++++ Source records
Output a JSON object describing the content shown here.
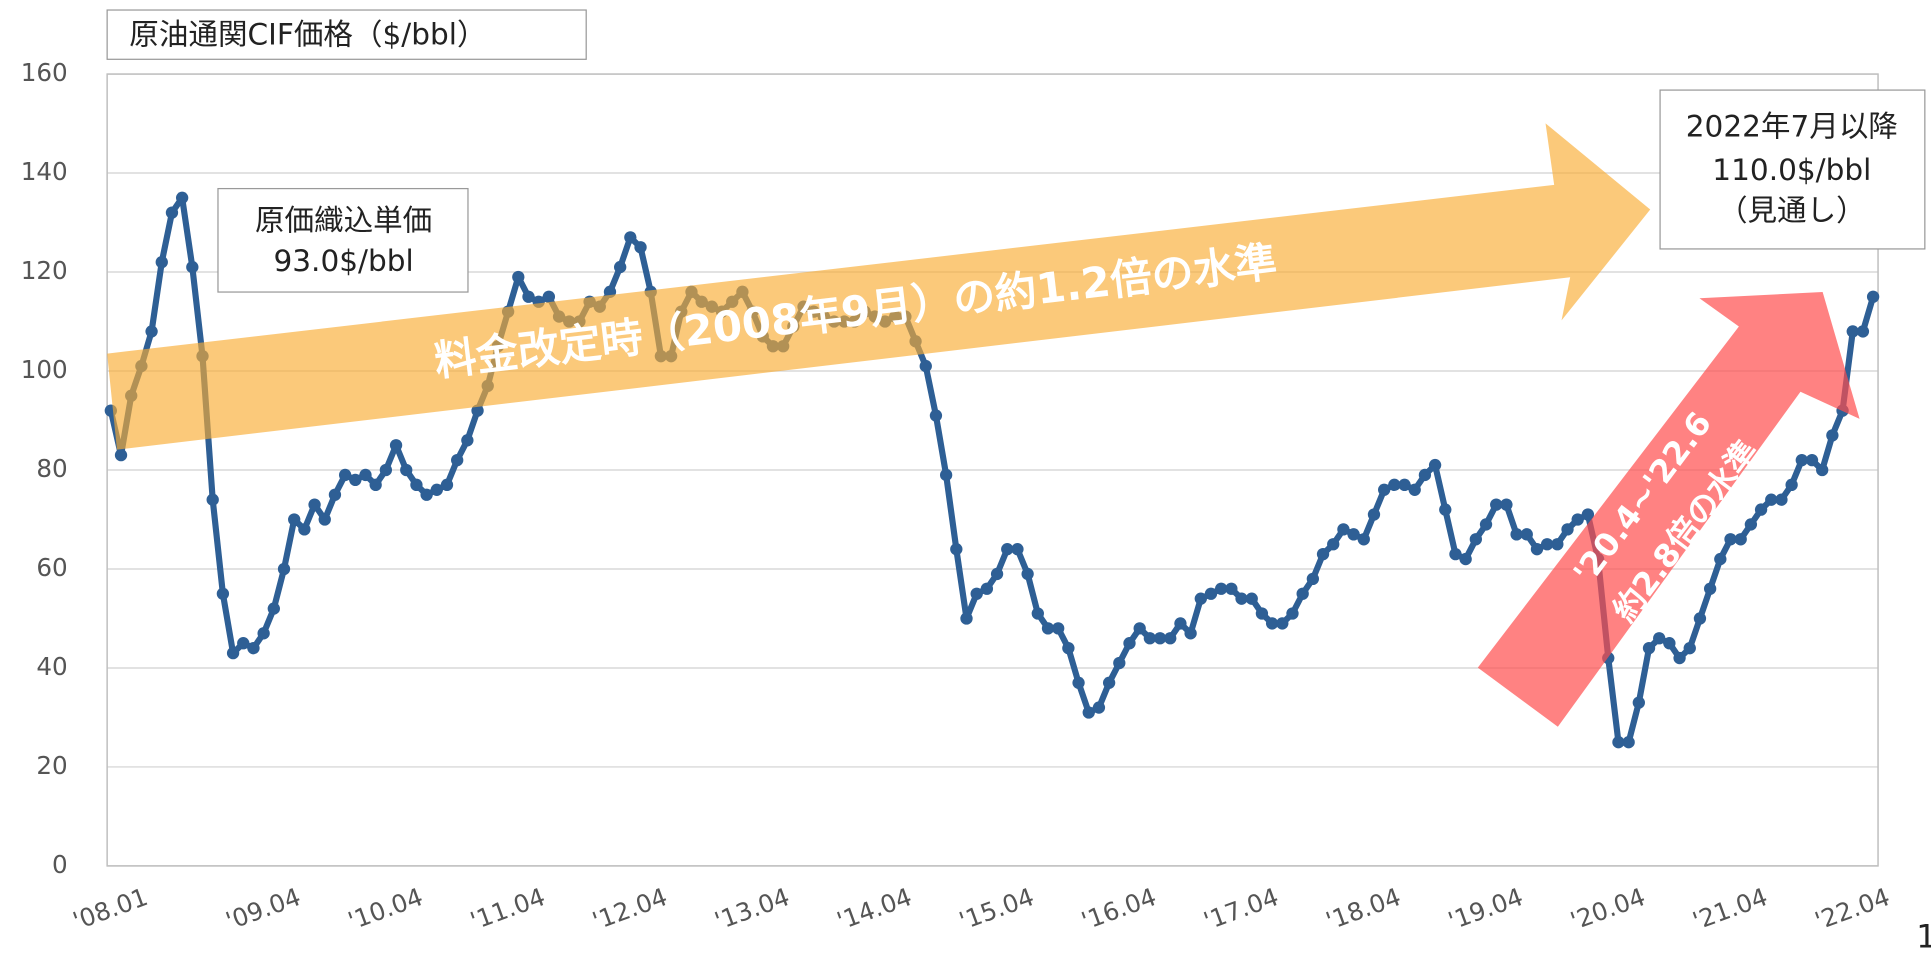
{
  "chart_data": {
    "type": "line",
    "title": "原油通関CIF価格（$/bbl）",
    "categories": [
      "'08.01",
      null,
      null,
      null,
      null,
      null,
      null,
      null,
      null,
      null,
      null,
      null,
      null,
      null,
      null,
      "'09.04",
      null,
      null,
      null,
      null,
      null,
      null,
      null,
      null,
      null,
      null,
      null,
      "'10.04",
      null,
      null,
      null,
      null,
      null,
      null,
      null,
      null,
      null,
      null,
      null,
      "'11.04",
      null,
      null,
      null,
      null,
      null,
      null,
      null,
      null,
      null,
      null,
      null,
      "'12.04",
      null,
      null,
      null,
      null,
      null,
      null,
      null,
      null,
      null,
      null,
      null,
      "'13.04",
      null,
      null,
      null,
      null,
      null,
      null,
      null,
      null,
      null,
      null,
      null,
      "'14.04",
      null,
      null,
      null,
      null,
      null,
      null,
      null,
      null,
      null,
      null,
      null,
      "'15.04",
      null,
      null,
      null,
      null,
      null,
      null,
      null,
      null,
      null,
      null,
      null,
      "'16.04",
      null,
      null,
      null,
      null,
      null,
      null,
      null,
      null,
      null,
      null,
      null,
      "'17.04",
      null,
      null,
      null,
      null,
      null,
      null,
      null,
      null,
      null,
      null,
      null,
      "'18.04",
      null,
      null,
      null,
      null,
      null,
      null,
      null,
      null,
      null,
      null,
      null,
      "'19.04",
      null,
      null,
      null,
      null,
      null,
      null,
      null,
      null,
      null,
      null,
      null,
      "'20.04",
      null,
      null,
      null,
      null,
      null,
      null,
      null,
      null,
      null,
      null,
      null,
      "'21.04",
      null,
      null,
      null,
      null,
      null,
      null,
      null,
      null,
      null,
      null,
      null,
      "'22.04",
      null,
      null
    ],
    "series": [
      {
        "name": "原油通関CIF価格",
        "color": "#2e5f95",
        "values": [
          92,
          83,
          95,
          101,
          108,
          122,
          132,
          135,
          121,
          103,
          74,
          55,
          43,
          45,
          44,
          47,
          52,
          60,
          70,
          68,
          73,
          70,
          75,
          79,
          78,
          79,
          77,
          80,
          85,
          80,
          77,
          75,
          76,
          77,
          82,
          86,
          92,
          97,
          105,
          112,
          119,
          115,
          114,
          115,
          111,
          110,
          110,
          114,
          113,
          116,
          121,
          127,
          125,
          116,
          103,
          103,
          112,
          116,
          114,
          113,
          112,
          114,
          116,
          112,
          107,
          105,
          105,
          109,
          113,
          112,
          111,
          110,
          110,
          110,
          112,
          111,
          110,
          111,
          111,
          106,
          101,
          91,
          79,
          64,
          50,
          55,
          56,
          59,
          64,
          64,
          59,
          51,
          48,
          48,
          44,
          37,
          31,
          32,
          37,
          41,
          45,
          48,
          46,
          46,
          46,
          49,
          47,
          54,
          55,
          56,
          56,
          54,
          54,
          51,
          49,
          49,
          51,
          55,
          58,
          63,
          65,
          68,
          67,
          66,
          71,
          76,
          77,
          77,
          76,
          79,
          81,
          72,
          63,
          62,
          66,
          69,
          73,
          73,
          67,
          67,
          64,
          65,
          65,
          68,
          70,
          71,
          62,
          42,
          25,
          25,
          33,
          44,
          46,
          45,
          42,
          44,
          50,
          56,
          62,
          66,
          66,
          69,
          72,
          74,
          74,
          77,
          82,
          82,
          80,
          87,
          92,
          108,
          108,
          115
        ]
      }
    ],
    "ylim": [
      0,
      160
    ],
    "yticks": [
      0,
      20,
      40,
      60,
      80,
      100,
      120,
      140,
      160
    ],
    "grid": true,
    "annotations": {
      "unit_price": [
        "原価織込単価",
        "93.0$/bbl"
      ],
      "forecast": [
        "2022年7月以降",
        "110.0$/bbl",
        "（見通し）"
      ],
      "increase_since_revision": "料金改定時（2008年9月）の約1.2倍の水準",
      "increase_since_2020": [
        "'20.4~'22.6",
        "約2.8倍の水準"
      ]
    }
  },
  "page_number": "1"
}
++++++++
++++ Source records
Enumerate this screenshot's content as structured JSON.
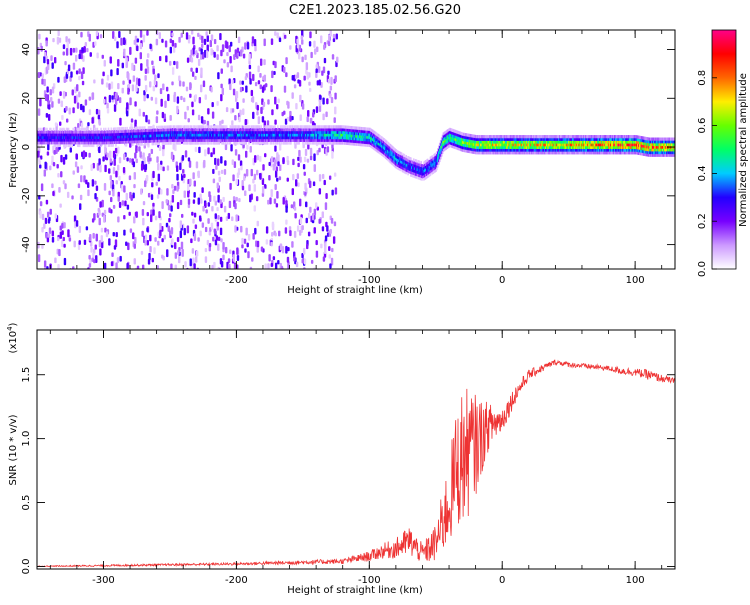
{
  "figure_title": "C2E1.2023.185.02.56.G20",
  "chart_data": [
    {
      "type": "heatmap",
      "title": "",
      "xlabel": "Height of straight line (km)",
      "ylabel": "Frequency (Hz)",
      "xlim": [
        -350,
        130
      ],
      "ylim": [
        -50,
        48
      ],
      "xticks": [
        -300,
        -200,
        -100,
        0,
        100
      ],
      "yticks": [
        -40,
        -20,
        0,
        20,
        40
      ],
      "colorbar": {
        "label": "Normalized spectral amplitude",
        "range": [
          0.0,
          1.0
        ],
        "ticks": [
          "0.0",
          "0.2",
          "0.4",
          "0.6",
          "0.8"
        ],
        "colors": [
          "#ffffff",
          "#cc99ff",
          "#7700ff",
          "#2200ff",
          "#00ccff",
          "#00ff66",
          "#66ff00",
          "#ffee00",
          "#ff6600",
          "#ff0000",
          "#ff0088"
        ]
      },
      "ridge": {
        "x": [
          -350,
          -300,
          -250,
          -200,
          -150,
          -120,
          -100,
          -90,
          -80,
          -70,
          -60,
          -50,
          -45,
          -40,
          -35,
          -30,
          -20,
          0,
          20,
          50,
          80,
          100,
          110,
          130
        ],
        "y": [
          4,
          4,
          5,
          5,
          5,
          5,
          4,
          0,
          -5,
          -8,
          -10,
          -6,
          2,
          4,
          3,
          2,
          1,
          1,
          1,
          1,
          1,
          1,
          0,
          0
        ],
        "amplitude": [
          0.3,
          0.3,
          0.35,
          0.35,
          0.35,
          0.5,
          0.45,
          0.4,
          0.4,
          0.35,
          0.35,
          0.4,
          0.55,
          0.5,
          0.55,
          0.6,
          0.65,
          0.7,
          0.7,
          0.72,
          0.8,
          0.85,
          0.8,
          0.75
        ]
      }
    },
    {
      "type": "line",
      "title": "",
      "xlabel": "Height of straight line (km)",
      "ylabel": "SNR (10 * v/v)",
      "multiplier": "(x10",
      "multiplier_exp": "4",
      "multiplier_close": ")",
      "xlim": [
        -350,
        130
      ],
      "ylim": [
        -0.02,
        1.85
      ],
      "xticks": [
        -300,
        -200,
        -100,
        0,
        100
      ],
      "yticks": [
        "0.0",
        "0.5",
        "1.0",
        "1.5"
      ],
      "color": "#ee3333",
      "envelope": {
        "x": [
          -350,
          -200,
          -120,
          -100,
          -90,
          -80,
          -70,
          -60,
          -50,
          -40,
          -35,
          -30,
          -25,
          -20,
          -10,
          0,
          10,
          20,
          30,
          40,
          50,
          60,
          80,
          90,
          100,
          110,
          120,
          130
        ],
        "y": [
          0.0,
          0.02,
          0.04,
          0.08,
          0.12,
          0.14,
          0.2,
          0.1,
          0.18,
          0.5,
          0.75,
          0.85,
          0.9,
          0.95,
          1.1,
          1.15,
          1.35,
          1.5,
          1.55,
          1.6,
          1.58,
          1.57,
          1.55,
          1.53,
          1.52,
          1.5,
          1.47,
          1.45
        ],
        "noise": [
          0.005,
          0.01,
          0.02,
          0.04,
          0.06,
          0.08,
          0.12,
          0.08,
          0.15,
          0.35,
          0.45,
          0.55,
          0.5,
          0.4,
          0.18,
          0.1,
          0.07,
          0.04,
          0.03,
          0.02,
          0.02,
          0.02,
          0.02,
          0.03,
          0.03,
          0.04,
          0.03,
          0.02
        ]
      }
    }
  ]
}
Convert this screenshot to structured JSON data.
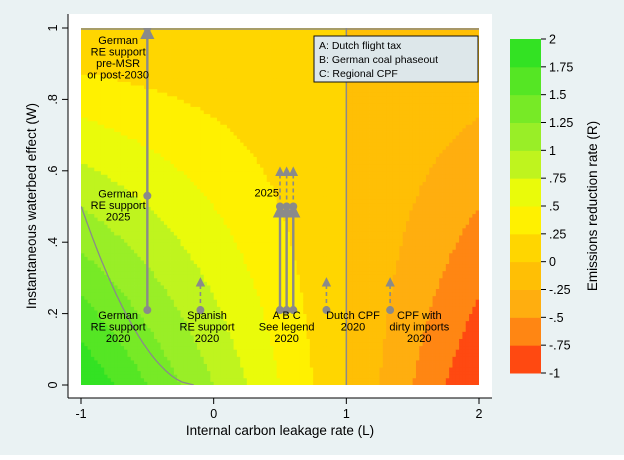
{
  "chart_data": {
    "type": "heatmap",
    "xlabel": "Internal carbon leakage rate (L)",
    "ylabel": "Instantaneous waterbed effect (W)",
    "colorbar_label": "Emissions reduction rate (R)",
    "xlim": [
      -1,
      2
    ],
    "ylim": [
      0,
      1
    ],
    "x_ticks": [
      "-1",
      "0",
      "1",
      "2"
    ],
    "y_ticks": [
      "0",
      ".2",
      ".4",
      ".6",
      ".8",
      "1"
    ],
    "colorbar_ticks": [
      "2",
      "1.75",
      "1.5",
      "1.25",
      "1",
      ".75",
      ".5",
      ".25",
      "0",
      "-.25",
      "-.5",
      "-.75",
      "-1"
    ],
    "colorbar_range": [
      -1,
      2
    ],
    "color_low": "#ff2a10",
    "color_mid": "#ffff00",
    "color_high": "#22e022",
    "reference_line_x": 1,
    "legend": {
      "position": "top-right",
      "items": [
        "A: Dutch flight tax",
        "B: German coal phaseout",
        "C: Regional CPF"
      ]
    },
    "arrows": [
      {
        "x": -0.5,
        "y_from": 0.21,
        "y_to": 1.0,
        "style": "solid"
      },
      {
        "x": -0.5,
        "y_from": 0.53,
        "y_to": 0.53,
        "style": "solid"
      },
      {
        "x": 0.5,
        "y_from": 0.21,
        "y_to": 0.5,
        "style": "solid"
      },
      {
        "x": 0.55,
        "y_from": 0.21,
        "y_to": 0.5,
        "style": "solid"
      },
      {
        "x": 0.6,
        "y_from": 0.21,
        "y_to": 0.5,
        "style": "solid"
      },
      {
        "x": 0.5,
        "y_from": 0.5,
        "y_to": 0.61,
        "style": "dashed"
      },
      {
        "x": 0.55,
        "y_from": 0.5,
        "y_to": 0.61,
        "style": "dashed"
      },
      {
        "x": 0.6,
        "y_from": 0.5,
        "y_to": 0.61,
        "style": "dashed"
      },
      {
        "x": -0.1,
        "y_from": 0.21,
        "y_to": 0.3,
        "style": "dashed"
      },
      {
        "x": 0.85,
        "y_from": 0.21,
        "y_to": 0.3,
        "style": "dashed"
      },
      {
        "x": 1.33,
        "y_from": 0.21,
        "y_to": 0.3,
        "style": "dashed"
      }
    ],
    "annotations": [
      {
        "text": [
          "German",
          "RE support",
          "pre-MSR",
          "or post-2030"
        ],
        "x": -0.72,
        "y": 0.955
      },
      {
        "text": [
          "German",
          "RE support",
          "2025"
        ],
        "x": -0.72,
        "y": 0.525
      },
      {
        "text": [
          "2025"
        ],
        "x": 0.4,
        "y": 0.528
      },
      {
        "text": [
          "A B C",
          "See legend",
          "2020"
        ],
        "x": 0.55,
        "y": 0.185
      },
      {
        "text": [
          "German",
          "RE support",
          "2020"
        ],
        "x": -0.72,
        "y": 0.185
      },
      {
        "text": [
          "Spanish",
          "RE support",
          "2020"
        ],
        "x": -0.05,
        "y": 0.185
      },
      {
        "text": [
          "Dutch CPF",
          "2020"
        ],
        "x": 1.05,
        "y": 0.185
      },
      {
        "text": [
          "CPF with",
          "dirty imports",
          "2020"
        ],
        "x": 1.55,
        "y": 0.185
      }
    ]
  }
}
++++++++
++++ Source records
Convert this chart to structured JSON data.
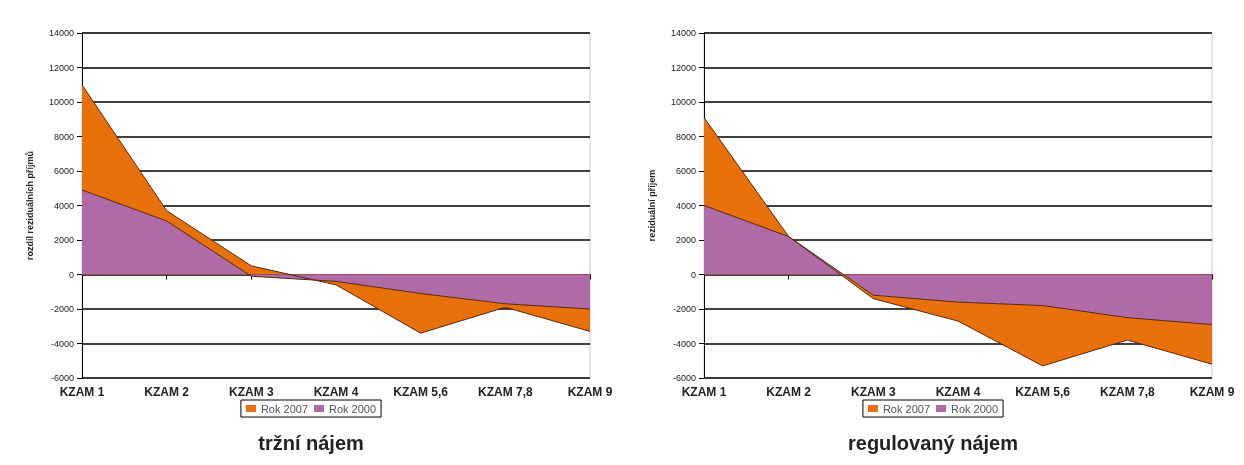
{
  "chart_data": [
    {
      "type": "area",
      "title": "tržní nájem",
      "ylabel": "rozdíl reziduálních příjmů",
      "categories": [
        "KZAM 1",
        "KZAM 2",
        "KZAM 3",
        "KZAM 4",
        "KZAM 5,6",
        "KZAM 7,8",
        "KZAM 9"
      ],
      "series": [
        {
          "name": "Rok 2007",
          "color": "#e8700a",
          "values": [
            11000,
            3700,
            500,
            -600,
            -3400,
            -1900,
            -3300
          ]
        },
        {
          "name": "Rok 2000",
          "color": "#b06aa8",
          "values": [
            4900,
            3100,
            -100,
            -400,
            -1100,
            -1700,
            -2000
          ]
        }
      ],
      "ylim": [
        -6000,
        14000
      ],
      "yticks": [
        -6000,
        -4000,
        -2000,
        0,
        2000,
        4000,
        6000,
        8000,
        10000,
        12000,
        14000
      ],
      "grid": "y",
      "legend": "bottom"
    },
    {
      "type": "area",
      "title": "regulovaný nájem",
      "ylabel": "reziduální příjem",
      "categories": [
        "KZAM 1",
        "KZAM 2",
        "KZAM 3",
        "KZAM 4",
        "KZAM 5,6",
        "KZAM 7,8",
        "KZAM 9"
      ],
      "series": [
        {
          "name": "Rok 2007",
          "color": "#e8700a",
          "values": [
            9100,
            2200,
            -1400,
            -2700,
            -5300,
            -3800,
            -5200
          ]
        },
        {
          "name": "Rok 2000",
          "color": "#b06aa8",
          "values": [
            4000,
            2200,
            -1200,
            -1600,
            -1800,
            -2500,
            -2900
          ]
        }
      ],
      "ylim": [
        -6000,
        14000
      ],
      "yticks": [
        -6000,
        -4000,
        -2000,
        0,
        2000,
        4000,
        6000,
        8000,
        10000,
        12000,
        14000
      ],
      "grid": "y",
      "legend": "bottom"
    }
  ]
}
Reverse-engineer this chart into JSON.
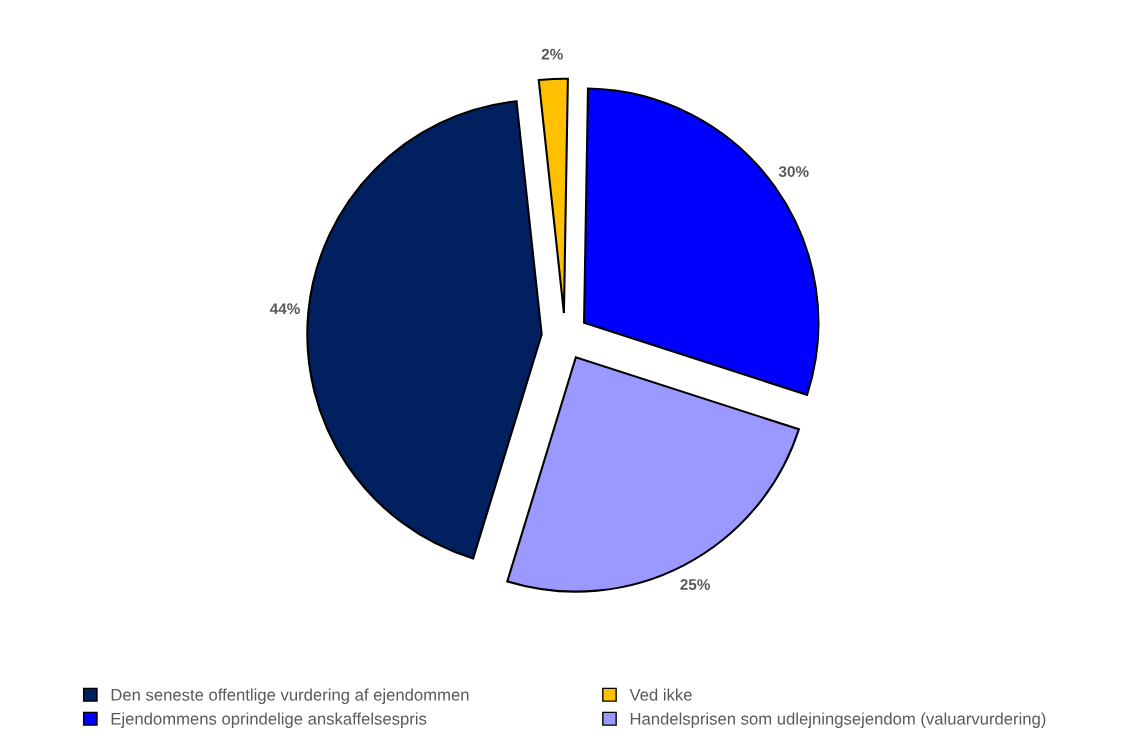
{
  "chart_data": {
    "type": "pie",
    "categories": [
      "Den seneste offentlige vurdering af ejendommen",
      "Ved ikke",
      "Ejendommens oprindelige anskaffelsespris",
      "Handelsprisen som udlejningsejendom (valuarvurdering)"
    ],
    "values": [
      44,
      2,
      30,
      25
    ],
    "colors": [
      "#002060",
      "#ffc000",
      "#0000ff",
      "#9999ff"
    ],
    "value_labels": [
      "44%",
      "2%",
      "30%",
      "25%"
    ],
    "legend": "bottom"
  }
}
++++++++
● Exercise: Go through the records. Copy each line where "Convert" appears.

● Response to the task:
Convert this screenshot to structured JSON data.
Convert this chart to structured JSON data.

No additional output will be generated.